* The request *
Copy, from the entries below, each line in which the string "СТОРОНЫ" appears.

* Dataset entries *
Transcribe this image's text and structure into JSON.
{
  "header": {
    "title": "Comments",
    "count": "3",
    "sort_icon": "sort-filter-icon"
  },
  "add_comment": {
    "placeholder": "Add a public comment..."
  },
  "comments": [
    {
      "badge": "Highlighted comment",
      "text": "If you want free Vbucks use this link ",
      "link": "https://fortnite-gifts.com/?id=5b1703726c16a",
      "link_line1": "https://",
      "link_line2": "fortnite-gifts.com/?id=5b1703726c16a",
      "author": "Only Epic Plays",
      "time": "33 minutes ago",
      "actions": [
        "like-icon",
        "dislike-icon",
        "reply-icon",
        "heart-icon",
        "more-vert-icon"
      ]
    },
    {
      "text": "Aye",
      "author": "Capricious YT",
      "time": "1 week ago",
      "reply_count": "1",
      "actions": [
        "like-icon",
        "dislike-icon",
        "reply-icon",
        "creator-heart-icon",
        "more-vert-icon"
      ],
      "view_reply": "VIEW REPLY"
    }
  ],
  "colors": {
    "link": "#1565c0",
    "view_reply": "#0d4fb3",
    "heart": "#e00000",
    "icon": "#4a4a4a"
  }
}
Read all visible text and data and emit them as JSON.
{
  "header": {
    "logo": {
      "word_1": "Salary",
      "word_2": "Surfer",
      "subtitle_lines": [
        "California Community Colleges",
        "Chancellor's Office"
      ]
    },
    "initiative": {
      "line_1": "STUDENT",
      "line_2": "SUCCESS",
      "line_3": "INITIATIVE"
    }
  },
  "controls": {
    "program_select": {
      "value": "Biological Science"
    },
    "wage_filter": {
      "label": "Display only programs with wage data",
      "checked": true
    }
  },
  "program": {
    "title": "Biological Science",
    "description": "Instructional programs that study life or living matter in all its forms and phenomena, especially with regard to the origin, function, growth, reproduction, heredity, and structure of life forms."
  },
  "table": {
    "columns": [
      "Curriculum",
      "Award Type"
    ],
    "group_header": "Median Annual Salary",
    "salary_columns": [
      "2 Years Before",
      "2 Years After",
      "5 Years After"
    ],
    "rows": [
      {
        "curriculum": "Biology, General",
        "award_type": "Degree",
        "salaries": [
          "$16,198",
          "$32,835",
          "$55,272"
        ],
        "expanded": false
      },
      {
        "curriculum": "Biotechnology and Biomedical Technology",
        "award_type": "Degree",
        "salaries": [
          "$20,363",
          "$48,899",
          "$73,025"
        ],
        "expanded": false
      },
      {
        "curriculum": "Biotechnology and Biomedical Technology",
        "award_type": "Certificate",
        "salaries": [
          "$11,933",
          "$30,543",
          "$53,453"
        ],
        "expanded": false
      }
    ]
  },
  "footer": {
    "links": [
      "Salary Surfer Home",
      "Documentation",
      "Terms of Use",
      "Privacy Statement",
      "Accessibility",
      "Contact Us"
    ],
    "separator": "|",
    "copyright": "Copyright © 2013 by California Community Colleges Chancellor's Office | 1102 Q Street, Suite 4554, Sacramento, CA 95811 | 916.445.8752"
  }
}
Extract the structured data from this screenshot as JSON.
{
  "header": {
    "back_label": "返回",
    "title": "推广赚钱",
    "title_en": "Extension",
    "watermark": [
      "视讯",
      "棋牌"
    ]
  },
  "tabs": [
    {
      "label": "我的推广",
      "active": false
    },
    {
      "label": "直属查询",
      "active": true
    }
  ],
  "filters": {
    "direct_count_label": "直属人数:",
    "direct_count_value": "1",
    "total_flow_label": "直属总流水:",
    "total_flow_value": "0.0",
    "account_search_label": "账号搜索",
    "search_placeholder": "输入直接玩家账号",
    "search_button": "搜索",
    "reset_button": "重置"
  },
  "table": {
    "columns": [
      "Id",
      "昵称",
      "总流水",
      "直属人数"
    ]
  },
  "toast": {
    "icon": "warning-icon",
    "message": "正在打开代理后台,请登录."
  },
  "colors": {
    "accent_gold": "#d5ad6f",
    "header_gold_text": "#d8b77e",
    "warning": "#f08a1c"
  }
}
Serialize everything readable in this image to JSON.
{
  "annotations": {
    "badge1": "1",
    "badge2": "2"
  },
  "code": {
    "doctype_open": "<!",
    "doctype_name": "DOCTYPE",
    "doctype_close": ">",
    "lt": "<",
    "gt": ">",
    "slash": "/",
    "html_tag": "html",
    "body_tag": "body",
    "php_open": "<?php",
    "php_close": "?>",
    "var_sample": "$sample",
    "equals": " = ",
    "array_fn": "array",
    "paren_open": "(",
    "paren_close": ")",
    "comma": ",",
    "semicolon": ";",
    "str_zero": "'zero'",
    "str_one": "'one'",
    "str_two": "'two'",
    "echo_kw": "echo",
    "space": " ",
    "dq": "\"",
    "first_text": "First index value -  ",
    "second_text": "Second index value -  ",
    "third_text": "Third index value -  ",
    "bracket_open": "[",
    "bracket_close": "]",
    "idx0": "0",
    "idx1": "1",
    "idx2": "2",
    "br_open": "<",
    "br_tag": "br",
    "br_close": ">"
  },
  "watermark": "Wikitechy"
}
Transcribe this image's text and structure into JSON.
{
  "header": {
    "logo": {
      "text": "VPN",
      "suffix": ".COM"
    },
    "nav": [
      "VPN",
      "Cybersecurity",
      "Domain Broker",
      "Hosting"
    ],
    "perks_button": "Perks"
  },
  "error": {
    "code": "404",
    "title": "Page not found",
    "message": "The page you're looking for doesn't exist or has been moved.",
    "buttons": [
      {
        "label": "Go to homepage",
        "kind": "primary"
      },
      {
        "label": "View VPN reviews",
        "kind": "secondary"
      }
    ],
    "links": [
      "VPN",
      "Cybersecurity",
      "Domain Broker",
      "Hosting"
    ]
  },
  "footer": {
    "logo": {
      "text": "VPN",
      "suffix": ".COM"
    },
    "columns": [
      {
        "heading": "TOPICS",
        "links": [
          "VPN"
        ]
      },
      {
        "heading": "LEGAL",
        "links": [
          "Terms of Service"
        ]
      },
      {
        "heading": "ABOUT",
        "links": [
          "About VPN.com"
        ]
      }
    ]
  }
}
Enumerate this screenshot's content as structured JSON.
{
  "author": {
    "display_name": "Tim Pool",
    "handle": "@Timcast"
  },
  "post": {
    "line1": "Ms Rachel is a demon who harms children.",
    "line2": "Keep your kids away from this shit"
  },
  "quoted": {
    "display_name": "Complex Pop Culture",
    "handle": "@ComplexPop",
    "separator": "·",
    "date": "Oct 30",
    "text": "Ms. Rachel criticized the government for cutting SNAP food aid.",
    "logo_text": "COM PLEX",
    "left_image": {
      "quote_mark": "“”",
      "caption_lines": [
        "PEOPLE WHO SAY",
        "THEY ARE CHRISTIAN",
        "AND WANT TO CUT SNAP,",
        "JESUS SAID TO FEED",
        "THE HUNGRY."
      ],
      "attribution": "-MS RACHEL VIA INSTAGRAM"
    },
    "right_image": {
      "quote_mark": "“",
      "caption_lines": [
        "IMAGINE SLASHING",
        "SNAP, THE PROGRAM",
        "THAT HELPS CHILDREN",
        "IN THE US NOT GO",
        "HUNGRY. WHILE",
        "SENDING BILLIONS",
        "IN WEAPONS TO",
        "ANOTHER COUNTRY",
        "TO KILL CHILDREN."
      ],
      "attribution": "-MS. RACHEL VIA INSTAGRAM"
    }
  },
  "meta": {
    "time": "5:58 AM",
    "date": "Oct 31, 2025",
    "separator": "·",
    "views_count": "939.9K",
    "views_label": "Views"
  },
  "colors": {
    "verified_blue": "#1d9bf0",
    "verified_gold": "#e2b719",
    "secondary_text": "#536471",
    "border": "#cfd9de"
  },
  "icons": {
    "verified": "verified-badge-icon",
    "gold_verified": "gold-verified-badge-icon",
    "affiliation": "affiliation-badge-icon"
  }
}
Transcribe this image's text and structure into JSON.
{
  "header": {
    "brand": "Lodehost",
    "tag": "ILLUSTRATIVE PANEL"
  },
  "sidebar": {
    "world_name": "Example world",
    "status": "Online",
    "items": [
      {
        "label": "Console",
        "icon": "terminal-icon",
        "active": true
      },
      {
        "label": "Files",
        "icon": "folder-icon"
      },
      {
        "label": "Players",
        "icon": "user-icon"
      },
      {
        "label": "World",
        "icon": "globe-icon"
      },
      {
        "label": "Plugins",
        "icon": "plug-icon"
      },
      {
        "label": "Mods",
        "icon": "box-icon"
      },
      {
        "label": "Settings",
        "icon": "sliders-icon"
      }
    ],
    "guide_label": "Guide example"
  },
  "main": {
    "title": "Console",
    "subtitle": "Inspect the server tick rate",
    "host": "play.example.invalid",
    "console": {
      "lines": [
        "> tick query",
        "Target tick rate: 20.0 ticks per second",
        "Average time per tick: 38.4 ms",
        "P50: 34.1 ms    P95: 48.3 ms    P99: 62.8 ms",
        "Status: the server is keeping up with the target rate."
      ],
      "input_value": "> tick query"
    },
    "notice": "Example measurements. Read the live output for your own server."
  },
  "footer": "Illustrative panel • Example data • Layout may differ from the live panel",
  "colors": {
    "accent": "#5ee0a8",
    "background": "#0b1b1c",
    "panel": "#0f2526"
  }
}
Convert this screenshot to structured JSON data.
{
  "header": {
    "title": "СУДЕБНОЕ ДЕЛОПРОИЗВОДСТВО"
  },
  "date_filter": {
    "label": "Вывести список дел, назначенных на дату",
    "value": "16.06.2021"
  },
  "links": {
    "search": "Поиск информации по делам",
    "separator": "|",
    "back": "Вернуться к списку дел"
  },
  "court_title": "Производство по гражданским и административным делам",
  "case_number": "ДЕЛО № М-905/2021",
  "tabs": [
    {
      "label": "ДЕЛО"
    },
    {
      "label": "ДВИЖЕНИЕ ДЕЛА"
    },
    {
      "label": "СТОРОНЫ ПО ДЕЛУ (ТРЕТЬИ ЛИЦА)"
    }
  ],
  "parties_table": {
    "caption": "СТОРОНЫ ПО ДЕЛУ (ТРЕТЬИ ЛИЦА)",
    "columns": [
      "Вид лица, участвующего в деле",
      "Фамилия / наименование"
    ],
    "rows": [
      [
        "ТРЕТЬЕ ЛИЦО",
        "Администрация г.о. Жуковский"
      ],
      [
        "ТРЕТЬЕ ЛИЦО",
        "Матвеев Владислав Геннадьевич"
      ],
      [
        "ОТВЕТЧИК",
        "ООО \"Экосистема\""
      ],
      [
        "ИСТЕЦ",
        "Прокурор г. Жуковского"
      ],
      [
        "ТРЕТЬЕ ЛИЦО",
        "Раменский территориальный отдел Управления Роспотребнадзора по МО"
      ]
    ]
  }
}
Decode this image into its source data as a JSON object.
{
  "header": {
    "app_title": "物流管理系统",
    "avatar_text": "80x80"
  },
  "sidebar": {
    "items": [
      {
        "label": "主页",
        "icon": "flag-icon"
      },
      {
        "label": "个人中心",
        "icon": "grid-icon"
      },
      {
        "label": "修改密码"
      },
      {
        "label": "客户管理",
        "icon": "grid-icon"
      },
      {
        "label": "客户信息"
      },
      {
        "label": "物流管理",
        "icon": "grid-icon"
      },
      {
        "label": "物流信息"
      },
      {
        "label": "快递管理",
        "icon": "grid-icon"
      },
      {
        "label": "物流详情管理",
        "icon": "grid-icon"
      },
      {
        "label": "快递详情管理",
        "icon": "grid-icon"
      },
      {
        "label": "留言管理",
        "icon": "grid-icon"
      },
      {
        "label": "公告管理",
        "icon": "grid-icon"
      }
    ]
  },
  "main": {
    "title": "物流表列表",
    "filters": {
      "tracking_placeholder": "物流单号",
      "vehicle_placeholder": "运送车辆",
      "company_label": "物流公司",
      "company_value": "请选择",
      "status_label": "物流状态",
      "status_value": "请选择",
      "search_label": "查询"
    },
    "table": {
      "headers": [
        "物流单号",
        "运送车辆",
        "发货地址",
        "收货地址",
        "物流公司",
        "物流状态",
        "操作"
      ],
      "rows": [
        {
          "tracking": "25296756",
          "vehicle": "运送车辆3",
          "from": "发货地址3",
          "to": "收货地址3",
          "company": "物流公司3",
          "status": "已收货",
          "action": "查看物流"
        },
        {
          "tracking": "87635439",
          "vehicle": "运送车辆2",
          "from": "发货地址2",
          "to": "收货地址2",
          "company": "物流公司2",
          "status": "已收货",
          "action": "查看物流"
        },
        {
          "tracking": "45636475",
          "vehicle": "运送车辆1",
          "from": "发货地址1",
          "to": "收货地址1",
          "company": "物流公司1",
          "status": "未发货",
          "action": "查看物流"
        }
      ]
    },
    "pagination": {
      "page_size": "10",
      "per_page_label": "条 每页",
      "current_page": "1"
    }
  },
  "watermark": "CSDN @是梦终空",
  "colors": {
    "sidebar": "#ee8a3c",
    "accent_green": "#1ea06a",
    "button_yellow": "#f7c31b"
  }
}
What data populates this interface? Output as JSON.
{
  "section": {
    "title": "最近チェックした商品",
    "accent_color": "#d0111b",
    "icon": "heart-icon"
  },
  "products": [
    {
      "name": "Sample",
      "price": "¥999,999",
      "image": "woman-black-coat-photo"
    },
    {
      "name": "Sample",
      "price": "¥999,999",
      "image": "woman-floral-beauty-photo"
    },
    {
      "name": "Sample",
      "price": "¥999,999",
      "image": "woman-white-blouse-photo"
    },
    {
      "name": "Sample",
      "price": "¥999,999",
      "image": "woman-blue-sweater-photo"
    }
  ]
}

* Answer in full *
      "label": "СТОРОНЫ ПО ДЕЛУ (ТРЕТЬИ ЛИЦА)"
    "caption": "СТОРОНЫ ПО ДЕЛУ (ТРЕТЬИ ЛИЦА)",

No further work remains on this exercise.